>>>
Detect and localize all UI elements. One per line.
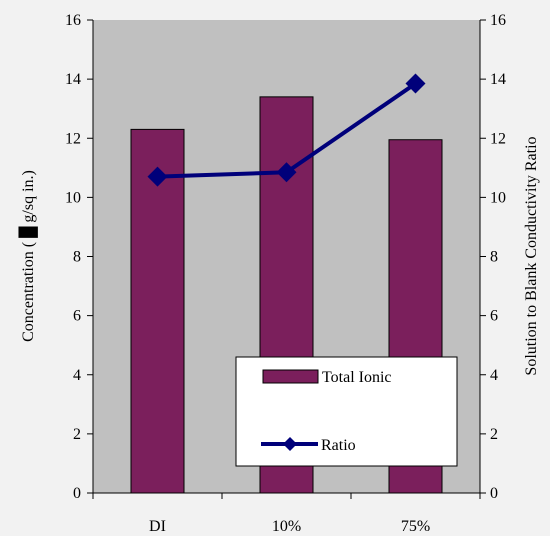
bar-di [130,128,185,494]
y-tick-label: 10 [65,189,81,206]
y2-tick-label: 4 [490,367,498,384]
y2-axis-label: Solution to Blank Conductivity Ratio [523,136,540,375]
y-tick-label: 6 [73,308,81,325]
x-tick-label: DI [149,518,166,535]
ratio-point-di [147,166,168,187]
y-tick-label: 2 [73,426,81,443]
y2-ticks-group: 0 2 4 6 8 10 12 14 16 [480,12,506,502]
y-tick-label: 4 [73,367,81,384]
legend: Total Ionic Ratio [235,356,458,467]
y-tick-label: 14 [65,71,81,88]
ratio-point-10pct [276,162,297,183]
y2-tick-label: 6 [490,308,498,325]
y-ticks-group: 0 2 4 6 8 10 12 14 16 [65,12,93,502]
y-axis-label-part2: g/sq in.) [20,170,37,222]
y-tick-label: 0 [73,485,81,502]
y-tick-label: 16 [65,12,81,29]
y2-tick-label: 0 [490,485,498,502]
y2-tick-label: 12 [490,130,506,147]
y-tick-label: 12 [65,130,81,147]
y2-tick-label: 2 [490,426,498,443]
y2-tick-label: 8 [490,249,498,266]
y-tick-label: 8 [73,249,81,266]
x-tick-label: 75% [401,518,430,535]
y-axis-label-part1: Concentration ( [20,242,37,342]
x-tick-label: 10% [272,518,301,535]
legend-label-ratio: Ratio [321,437,356,454]
ratio-point-75pct [405,73,426,94]
y-axis-label: Concentration ( █ g/sq in.) [18,170,38,342]
legend-swatch-ratio-marker [283,437,297,451]
micro-symbol-placeholder: █ [18,226,38,238]
y2-tick-label: 10 [490,189,506,206]
y2-tick-label: 14 [490,71,506,88]
x-ticks-group: DI 10% 75% [92,493,481,535]
y2-tick-label: 16 [490,12,506,29]
legend-label-total-ionic: Total Ionic [322,369,392,386]
legend-swatch-total-ionic [262,369,319,384]
ratio-line-group [147,73,426,187]
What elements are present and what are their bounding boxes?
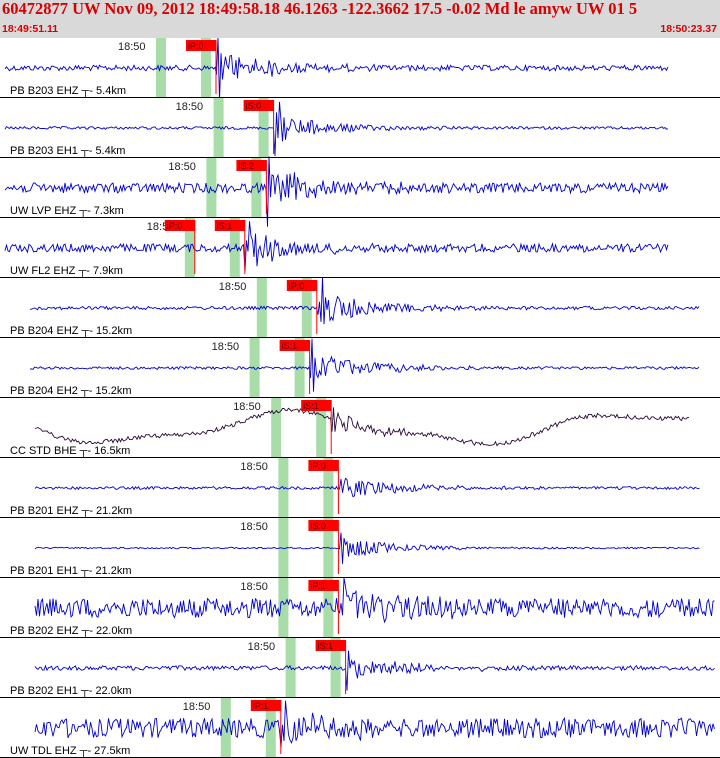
minute-tick-label: 18:50	[233, 401, 261, 413]
trace-row: 18:50 iP:0 PB B203 EHZ ┬- 5.4km	[0, 38, 720, 101]
p-pick-window	[278, 518, 289, 578]
trace-row: 18:50 iP:1 PB B202 EHZ ┬- 22.0km	[0, 577, 720, 638]
pick-marker	[315, 640, 346, 651]
trace-line	[4, 221, 669, 272]
s-pick-window	[323, 578, 334, 638]
trace-line	[34, 407, 690, 447]
minute-tick-label: 18:50	[240, 521, 268, 533]
s-pick-window	[323, 458, 334, 518]
minute-tick-label: 18:50	[219, 281, 247, 293]
pick-marker-label: iS:1	[303, 401, 319, 411]
channel-label: CC STD BHE ┬- 16.5km	[10, 445, 130, 458]
window-end-time: 18:50:23.37	[660, 23, 717, 35]
trace-row: 18:50 iS:1 PB B204 EH2 ┬- 15.2km	[0, 338, 720, 398]
pick-marker-label: iS:1	[282, 341, 298, 351]
trace-row: 18:50 iP:1 UW TDL EHZ ┬- 27.5km	[0, 698, 720, 758]
channel-label: PB B201 EH1 ┬- 21.2km	[10, 565, 132, 578]
pick-marker	[250, 700, 281, 711]
p-pick-window	[184, 218, 195, 278]
p-pick-window	[271, 398, 282, 458]
channel-label: PB B204 EH2 ┬- 15.2km	[10, 385, 132, 398]
minute-tick-label: 18:50	[240, 581, 268, 593]
s-pick-window	[301, 278, 312, 338]
pick-marker	[186, 40, 216, 51]
trace-line	[34, 650, 715, 691]
channel-label: PB B202 EH1 ┬- 22.0km	[10, 685, 132, 698]
pick-marker-label-secondary: iP:0	[167, 221, 183, 231]
minute-tick-label: 18:50	[118, 41, 146, 53]
minute-tick-label: 18:50	[176, 101, 204, 113]
pick-marker	[301, 400, 332, 411]
pick-marker	[308, 460, 339, 471]
trace-line	[4, 156, 669, 227]
trace-row: 18:50 iP:0 PB B204 EHZ ┬- 15.2km	[0, 277, 720, 338]
trace-line	[34, 577, 715, 624]
minute-tick-label: 18:50	[183, 701, 211, 713]
trace-row: 18:50 iP:0 PB B201 EHZ ┬- 21.2km	[0, 458, 720, 518]
trace-line	[29, 338, 700, 392]
event-title: 60472877 UW Nov 09, 2012 18:49:58.18 46.…	[2, 0, 638, 18]
pick-marker-secondary	[164, 220, 195, 231]
trace-line	[4, 38, 669, 101]
trace-line	[34, 532, 700, 564]
channel-label: UW TDL EHZ ┬- 27.5km	[10, 745, 130, 758]
trace-line	[34, 477, 700, 498]
minute-tick-label: 18:50	[240, 461, 268, 473]
trace-row: 18:50 iS:1 PB B202 EH1 ┬- 22.0km	[0, 638, 720, 698]
channel-label: PB B201 EHZ ┬- 21.2km	[10, 505, 132, 518]
p-pick-window	[206, 158, 217, 218]
minute-tick-label: 18:50	[212, 341, 240, 353]
channel-label: PB B203 EH1 ┬- 5.4km	[10, 145, 125, 158]
pick-marker	[286, 280, 317, 291]
pick-marker	[214, 220, 245, 231]
event-header: 60472877 UW Nov 09, 2012 18:49:58.18 46.…	[0, 0, 720, 38]
s-pick-window	[251, 158, 262, 218]
pick-marker-label: iS:0	[246, 101, 262, 111]
window-start-time: 18:49:51.11	[2, 23, 59, 35]
trace-row: 18:50 iS:0 PB B201 EH1 ┬- 21.2km	[0, 518, 720, 578]
trace-line	[34, 700, 715, 748]
channel-label: UW FL2 EHZ ┬- 7.9km	[10, 265, 123, 278]
s-pick-window	[294, 338, 305, 398]
trace-row: 18:50 iS:1 CC STD BHE ┬- 16.5km	[0, 398, 720, 458]
p-pick-window	[156, 38, 166, 98]
trace-line	[29, 277, 700, 325]
pick-marker	[243, 100, 274, 111]
trace-row: 18:50 iS:0 PB B203 EH1 ┬- 5.4km	[0, 98, 720, 158]
pick-marker-label: iP:0	[310, 461, 326, 471]
pick-marker-label: iP:0	[289, 281, 305, 291]
trace-row: 18:50 iS:1iP:0UW FL2 EHZ ┬- 7.9km	[0, 218, 720, 278]
pick-marker	[236, 160, 267, 171]
pick-marker-label: iS:1	[217, 221, 233, 231]
s-pick-window	[316, 398, 327, 458]
minute-tick-label: 18:50	[168, 161, 196, 173]
pick-marker-label: iP:0	[188, 41, 204, 51]
pick-marker-label: iS:1	[318, 641, 334, 651]
pick-marker	[279, 340, 310, 351]
channel-label: UW LVP EHZ ┬- 7.3km	[10, 205, 124, 218]
channel-label: PB B203 EHZ ┬- 5.4km	[10, 85, 126, 98]
trace-row: 18:50 iS:2 UW LVP EHZ ┬- 7.3km	[0, 156, 720, 227]
p-pick-window	[278, 578, 289, 638]
channel-label: PB B202 EHZ ┬- 22.0km	[10, 625, 132, 638]
minute-tick-label: 18:50	[248, 641, 276, 653]
pick-marker-label: iP:1	[253, 701, 269, 711]
pick-marker-label: iS:0	[310, 521, 326, 531]
trace-line	[4, 101, 669, 157]
pick-marker	[308, 520, 339, 531]
pick-marker-label: iS:2	[238, 161, 254, 171]
pick-marker-label: iP:1	[310, 581, 326, 591]
channel-label: PB B204 EHZ ┬- 15.2km	[10, 325, 132, 338]
pick-marker	[308, 580, 339, 591]
seismogram-plot[interactable]: 18:50 iP:0 PB B203 EHZ ┬- 5.4km 18:50 iS:0 PB…	[0, 38, 720, 758]
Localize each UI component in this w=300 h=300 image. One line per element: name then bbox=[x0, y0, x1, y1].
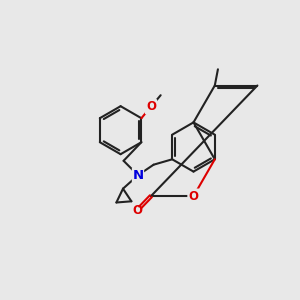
Text: N: N bbox=[132, 169, 144, 182]
Text: O: O bbox=[188, 190, 199, 203]
Text: O: O bbox=[146, 100, 156, 113]
Text: O: O bbox=[188, 190, 199, 203]
Text: O: O bbox=[132, 204, 142, 217]
Text: O: O bbox=[146, 100, 156, 113]
Text: N: N bbox=[133, 169, 143, 182]
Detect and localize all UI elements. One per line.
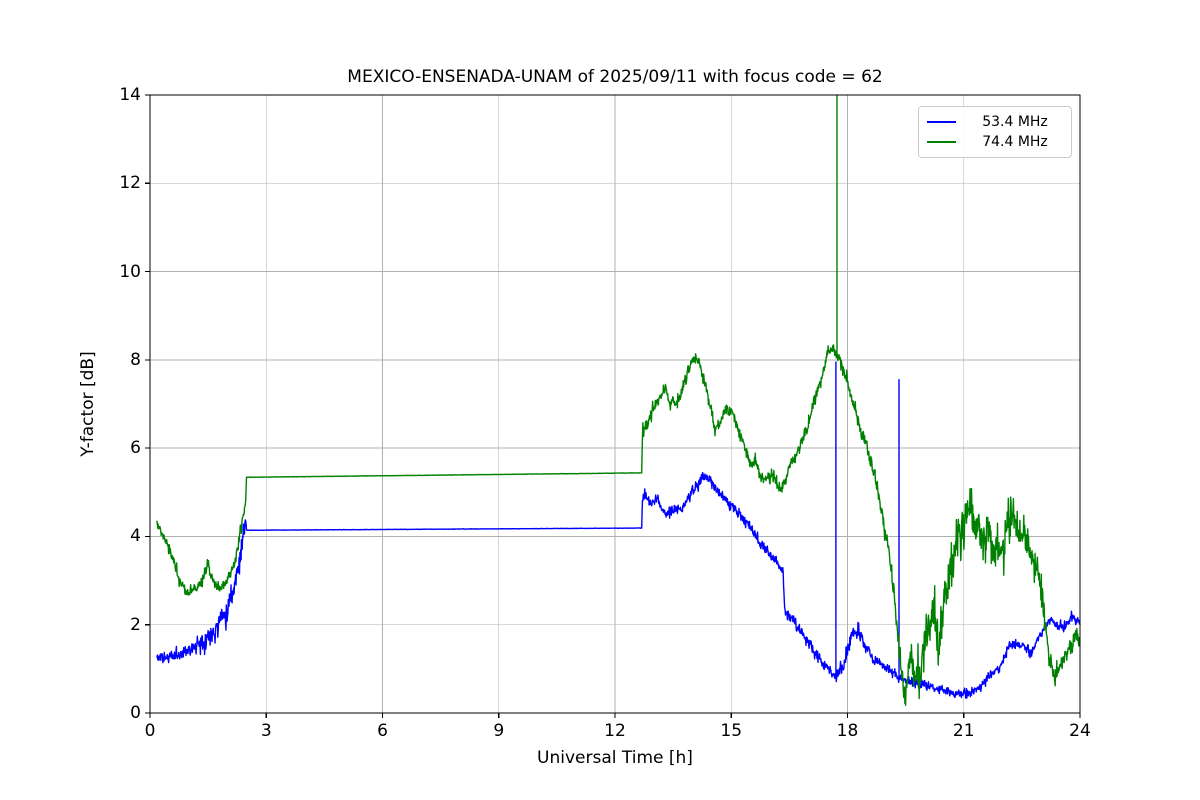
series-line-74-4-mhz [156, 94, 1081, 707]
x-tick-label: 3 [260, 721, 272, 741]
y-tick-label: 10 [119, 261, 141, 282]
x-tick-label: 6 [377, 721, 388, 741]
x-tick-label: 9 [493, 721, 505, 741]
x-tick-label: 24 [1069, 721, 1091, 741]
y-tick-label: 14 [119, 85, 141, 105]
legend-label: 53.4 MHz [982, 113, 1048, 130]
y-tick-label: 12 [119, 173, 141, 194]
chart-title: MEXICO-ENSENADA-UNAM of 2025/09/11 with … [347, 67, 883, 87]
legend-line-green-icon [927, 141, 956, 144]
y-tick-label: 0 [130, 703, 141, 723]
legend-label: 74.4 MHz [982, 134, 1048, 151]
legend: 53.4 MHz 74.4 MHz [918, 106, 1072, 158]
x-axis-label: Universal Time [h] [537, 748, 693, 768]
legend-item-74-4-mhz: 74.4 MHz [927, 134, 1063, 150]
x-tick-label: 18 [836, 721, 859, 741]
y-tick-label: 6 [130, 438, 141, 459]
plot-border [149, 94, 1081, 714]
legend-item-53-4-mhz: 53.4 MHz [927, 114, 1063, 130]
x-tick-label: 0 [144, 721, 156, 741]
x-tick-label: 21 [952, 721, 975, 741]
x-tick-label: 15 [720, 721, 743, 741]
legend-line-blue-icon [927, 120, 956, 123]
y-tick-label: 8 [130, 349, 141, 370]
x-tick-label: 12 [604, 721, 626, 741]
series-line-53-4-mhz [156, 361, 1081, 699]
y-tick-label: 2 [130, 614, 141, 635]
y-axis-label: Y-factor [dB] [78, 351, 98, 457]
y-tick-label: 4 [130, 526, 141, 547]
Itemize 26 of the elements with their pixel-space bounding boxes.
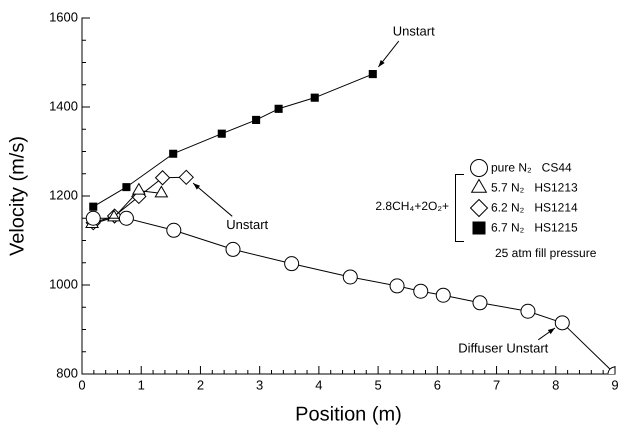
y-tick-label: 800 <box>56 366 78 381</box>
x-tick-label: 0 <box>78 377 86 392</box>
x-tick-label: 7 <box>492 377 500 392</box>
y-tick-label: 1400 <box>49 98 78 114</box>
legend-label: 6.2 N₂ HS1214 <box>491 200 578 214</box>
x-tick-label: 3 <box>256 377 264 392</box>
y-tick-label: 1200 <box>49 188 78 203</box>
x-tick-label: 4 <box>315 377 323 392</box>
x-axis-title: Position (m) <box>295 404 402 426</box>
annotation: Unstart <box>392 24 436 39</box>
x-tick-label: 5 <box>374 377 382 392</box>
x-tick-label: 2 <box>196 377 204 392</box>
legend-label: 5.7 N₂ HS1213 <box>491 180 578 194</box>
annotation: Diffuser Unstart <box>458 340 549 356</box>
y-tick-label: 1000 <box>49 276 78 292</box>
legend-label: 6.7 N₂ HS1215 <box>491 220 578 234</box>
annotation: Unstart <box>226 216 269 232</box>
x-tick-label: 9 <box>611 377 619 392</box>
y-tick-label: 1600 <box>49 10 78 25</box>
x-tick-label: 1 <box>138 377 145 392</box>
y-axis-title: Velocity (m/s) <box>6 136 29 256</box>
x-tick-label: 8 <box>552 377 560 392</box>
annotation: 25 atm fill pressure <box>495 246 596 260</box>
x-tick-label: 6 <box>434 377 441 392</box>
annotation: 2.8CH₄+2O₂+ <box>375 199 449 213</box>
legend-label: pure N₂ CS44 <box>491 160 572 174</box>
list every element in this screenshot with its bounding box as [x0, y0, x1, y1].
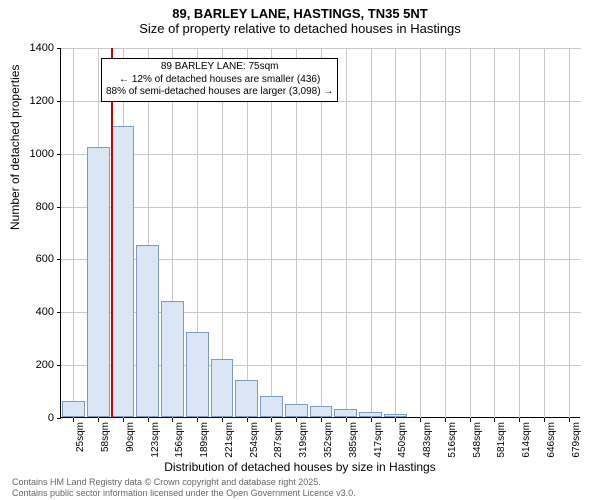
- gridline-v: [445, 48, 446, 418]
- gridline-v: [271, 48, 272, 418]
- xtick-mark: [222, 418, 223, 422]
- x-axis-label: Distribution of detached houses by size …: [0, 460, 600, 474]
- xtick-label: 156sqm: [174, 422, 185, 462]
- histogram-bar: [334, 409, 357, 417]
- histogram-bar: [310, 406, 333, 417]
- histogram-bar: [211, 359, 234, 417]
- annotation-line: 88% of semi-detached houses are larger (…: [106, 86, 333, 99]
- xtick-label: 319sqm: [298, 422, 309, 462]
- xtick-label: 614sqm: [521, 422, 532, 462]
- gridline-v: [73, 48, 74, 418]
- xtick-label: 385sqm: [348, 422, 359, 462]
- histogram-bar: [161, 301, 184, 417]
- footer-line-2: Contains public sector information licen…: [12, 488, 356, 498]
- gridline-v: [470, 48, 471, 418]
- title-line-2: Size of property relative to detached ho…: [0, 21, 600, 36]
- ytick-mark: [57, 312, 61, 313]
- ytick-mark: [57, 154, 61, 155]
- histogram-bar: [235, 380, 258, 417]
- xtick-mark: [445, 418, 446, 422]
- ytick-label: 400: [0, 306, 54, 318]
- ytick-label: 600: [0, 253, 54, 265]
- xtick-label: 581sqm: [496, 422, 507, 462]
- xtick-label: 25sqm: [75, 422, 86, 462]
- xtick-label: 58sqm: [100, 422, 111, 462]
- xtick-label: 352sqm: [323, 422, 334, 462]
- histogram-bar: [384, 414, 407, 417]
- ytick-mark: [57, 259, 61, 260]
- xtick-mark: [470, 418, 471, 422]
- gridline-v: [544, 48, 545, 418]
- ytick-label: 1400: [0, 42, 54, 54]
- histogram-bar: [87, 147, 110, 417]
- xtick-mark: [123, 418, 124, 422]
- xtick-label: 516sqm: [447, 422, 458, 462]
- xtick-label: 90sqm: [125, 422, 136, 462]
- histogram-bar: [186, 332, 209, 417]
- xtick-label: 679sqm: [571, 422, 582, 462]
- histogram-bar: [359, 412, 382, 417]
- xtick-mark: [569, 418, 570, 422]
- ytick-mark: [57, 365, 61, 366]
- xtick-label: 483sqm: [422, 422, 433, 462]
- xtick-mark: [98, 418, 99, 422]
- ytick-mark: [57, 101, 61, 102]
- histogram-bar: [112, 126, 135, 417]
- gridline-v: [519, 48, 520, 418]
- xtick-label: 221sqm: [224, 422, 235, 462]
- gridline-v: [247, 48, 248, 418]
- gridline-v: [569, 48, 570, 418]
- xtick-mark: [321, 418, 322, 422]
- xtick-mark: [346, 418, 347, 422]
- xtick-label: 189sqm: [199, 422, 210, 462]
- marker-line: [111, 48, 113, 418]
- title-line-1: 89, BARLEY LANE, HASTINGS, TN35 5NT: [0, 6, 600, 21]
- annotation-line: ← 12% of detached houses are smaller (43…: [106, 74, 333, 87]
- gridline-v: [296, 48, 297, 418]
- ytick-mark: [57, 48, 61, 49]
- histogram-bar: [62, 401, 85, 417]
- xtick-mark: [371, 418, 372, 422]
- annotation-line: 89 BARLEY LANE: 75sqm: [106, 61, 333, 74]
- gridline-v: [395, 48, 396, 418]
- xtick-mark: [148, 418, 149, 422]
- ytick-label: 1000: [0, 148, 54, 160]
- annotation-box: 89 BARLEY LANE: 75sqm← 12% of detached h…: [101, 58, 338, 102]
- gridline-v: [346, 48, 347, 418]
- ytick-label: 0: [0, 412, 54, 424]
- xtick-label: 287sqm: [273, 422, 284, 462]
- ytick-label: 800: [0, 201, 54, 213]
- xtick-mark: [544, 418, 545, 422]
- plot-region: 25sqm58sqm90sqm123sqm156sqm189sqm221sqm2…: [60, 48, 580, 418]
- ytick-label: 1200: [0, 95, 54, 107]
- histogram-bar: [136, 245, 159, 417]
- xtick-label: 417sqm: [373, 422, 384, 462]
- footer-line-1: Contains HM Land Registry data © Crown c…: [12, 477, 356, 487]
- gridline-v: [371, 48, 372, 418]
- xtick-label: 123sqm: [150, 422, 161, 462]
- ytick-label: 200: [0, 359, 54, 371]
- chart-title-block: 89, BARLEY LANE, HASTINGS, TN35 5NT Size…: [0, 0, 600, 36]
- xtick-mark: [247, 418, 248, 422]
- ytick-mark: [57, 207, 61, 208]
- xtick-mark: [420, 418, 421, 422]
- histogram-bar: [260, 396, 283, 417]
- gridline-v: [321, 48, 322, 418]
- ytick-mark: [57, 418, 61, 419]
- gridline-v: [494, 48, 495, 418]
- xtick-mark: [519, 418, 520, 422]
- chart-area: 25sqm58sqm90sqm123sqm156sqm189sqm221sqm2…: [60, 48, 580, 418]
- xtick-label: 254sqm: [249, 422, 260, 462]
- xtick-label: 548sqm: [472, 422, 483, 462]
- gridline-v: [420, 48, 421, 418]
- histogram-bar: [285, 404, 308, 417]
- xtick-label: 450sqm: [397, 422, 408, 462]
- xtick-label: 646sqm: [546, 422, 557, 462]
- footer-attribution: Contains HM Land Registry data © Crown c…: [12, 477, 356, 498]
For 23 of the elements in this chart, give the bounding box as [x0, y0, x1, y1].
<<<
Task instructions => Rewrite the stretch of lines from "series-line-74-4-mhz [156, 94, 1081, 707]" through "legend-label: 53.4 MHz [982, 113, 1048, 130]", putting "x-label" wherever "x-tick-label" appears and leaving everything else unchanged.

Task answer =>
series-line-74-4-mhz [156, 94, 1081, 707]
x-label: 3 [260, 721, 272, 741]
y-tick-label: 10 [119, 261, 141, 282]
x-label: 6 [377, 721, 388, 741]
x-label: 9 [493, 721, 505, 741]
x-label: 24 [1069, 721, 1091, 741]
y-tick-label: 14 [119, 85, 141, 105]
legend-label: 53.4 MHz [982, 113, 1048, 130]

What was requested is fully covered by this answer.